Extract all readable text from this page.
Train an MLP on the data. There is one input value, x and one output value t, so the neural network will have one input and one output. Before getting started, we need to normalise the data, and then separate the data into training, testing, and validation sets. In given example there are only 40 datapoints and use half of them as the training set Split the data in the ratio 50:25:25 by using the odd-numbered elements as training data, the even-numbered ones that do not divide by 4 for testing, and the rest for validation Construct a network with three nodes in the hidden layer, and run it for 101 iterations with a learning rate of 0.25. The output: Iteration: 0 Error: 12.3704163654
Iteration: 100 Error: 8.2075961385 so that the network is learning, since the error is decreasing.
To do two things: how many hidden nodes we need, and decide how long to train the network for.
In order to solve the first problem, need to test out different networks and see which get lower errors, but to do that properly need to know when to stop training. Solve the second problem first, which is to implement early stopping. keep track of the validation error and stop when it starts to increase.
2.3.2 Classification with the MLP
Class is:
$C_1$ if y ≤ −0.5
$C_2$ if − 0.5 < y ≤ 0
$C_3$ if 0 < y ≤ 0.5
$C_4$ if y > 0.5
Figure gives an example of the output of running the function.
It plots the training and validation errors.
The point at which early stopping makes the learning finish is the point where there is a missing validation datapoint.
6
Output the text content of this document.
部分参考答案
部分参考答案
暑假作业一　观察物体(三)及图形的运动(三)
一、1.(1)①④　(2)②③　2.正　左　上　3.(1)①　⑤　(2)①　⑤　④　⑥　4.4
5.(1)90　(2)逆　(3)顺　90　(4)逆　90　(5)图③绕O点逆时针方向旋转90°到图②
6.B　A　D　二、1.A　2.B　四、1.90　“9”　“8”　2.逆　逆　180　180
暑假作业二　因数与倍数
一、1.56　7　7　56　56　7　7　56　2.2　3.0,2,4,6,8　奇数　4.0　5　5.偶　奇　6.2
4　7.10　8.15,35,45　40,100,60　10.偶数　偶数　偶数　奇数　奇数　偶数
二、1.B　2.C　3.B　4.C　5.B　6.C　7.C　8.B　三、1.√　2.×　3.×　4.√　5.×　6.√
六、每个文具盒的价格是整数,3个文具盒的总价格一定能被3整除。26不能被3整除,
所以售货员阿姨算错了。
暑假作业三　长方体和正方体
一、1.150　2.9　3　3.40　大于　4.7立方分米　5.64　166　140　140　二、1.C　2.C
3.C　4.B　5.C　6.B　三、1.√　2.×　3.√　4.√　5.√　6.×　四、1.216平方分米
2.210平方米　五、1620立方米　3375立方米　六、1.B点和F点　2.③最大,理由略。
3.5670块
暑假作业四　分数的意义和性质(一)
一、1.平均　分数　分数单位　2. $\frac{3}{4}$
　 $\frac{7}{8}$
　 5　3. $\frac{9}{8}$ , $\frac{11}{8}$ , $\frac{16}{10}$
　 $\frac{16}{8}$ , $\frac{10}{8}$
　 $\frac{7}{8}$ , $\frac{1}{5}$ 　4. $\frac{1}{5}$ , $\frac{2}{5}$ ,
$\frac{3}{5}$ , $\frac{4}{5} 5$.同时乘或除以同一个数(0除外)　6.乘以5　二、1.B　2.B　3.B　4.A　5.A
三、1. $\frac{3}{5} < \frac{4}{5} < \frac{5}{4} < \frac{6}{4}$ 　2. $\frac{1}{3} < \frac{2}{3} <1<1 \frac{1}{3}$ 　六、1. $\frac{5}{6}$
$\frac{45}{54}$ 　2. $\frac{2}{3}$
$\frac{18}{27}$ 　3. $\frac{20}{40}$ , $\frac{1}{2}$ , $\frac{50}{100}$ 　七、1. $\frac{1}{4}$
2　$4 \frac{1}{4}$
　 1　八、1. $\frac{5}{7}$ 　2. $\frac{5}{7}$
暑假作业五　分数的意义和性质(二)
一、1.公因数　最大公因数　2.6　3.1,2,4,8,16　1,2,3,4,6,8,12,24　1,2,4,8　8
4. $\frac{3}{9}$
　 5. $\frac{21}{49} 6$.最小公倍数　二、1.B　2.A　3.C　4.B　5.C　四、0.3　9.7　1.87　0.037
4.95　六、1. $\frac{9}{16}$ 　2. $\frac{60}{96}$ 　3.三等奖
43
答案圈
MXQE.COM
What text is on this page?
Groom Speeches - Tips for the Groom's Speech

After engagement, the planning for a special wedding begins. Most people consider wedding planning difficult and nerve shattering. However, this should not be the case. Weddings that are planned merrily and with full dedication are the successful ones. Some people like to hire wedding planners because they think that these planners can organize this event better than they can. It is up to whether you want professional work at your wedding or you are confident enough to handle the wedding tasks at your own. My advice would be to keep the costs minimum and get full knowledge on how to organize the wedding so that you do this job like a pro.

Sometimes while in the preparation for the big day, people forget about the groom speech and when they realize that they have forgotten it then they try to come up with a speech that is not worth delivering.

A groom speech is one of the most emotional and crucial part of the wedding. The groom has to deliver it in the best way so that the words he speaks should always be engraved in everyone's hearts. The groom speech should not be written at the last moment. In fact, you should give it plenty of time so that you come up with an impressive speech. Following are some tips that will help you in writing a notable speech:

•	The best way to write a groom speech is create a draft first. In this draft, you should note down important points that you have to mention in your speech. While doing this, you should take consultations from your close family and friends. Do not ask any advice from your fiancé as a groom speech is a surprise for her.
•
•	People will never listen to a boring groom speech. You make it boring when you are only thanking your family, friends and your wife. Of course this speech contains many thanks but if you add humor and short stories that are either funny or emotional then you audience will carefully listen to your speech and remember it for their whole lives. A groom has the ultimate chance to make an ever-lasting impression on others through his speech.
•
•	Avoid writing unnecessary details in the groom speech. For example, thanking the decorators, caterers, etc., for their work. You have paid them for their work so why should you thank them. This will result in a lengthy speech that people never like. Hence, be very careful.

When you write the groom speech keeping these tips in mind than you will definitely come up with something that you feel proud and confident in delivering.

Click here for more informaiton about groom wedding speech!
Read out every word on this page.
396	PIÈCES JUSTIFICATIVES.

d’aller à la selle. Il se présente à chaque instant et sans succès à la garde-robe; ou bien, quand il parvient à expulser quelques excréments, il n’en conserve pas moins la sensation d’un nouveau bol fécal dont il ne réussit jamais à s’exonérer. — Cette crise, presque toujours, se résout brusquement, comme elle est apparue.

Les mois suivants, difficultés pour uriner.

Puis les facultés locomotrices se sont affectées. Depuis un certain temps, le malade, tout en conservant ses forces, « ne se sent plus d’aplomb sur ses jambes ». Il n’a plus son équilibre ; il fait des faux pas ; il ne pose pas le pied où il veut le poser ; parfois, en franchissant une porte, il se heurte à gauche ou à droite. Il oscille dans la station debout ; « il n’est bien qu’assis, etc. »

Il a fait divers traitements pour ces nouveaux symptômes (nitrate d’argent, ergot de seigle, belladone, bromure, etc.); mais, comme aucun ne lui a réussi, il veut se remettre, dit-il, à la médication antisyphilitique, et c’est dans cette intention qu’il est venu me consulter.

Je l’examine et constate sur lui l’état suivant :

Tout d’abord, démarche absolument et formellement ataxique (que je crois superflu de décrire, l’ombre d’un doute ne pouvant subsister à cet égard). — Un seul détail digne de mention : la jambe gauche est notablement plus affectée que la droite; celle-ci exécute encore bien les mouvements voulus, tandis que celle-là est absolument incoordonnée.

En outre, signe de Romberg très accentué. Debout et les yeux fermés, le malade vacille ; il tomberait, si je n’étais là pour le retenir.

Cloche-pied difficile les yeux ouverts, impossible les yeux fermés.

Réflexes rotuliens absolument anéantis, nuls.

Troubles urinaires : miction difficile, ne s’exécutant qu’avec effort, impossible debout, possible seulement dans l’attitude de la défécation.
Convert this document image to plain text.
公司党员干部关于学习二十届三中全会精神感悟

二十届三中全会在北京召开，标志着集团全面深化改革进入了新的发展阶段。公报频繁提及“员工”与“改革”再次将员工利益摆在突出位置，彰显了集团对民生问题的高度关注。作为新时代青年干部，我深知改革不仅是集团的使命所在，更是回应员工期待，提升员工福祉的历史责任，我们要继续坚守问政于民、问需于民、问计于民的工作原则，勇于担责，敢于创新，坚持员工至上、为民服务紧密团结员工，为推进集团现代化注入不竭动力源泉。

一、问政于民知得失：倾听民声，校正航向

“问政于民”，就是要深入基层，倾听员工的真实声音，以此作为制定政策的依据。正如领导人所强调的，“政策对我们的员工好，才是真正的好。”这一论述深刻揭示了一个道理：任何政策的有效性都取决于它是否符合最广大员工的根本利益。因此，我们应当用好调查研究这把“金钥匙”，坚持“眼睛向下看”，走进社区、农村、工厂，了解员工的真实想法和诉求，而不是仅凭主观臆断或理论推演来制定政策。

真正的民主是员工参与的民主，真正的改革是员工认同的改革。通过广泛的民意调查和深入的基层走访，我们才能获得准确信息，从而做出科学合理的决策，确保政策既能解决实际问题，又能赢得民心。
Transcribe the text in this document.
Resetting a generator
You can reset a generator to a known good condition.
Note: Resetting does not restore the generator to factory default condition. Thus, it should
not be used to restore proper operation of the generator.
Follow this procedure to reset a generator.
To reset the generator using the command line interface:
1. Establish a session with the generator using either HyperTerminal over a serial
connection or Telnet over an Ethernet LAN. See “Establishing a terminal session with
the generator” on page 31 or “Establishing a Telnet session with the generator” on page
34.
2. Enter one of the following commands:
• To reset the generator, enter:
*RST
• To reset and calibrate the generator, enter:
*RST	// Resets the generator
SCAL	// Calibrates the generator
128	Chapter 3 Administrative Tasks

• _What this task involves_:
Review the material and copy each line in which the word "write" appears.

• _Reply_:
•	The best way to write a groom speech is create a draft first. In this draft, you should note down important points that you have to mention in your speech. While doing this, you should take consultations from your close family and friends. Do not ask any advice from your fiancé as a groom speech is a surprise for her.
When you write the groom speech keeping these tips in mind than you will definitely come up with something that you feel proud and confident in delivering.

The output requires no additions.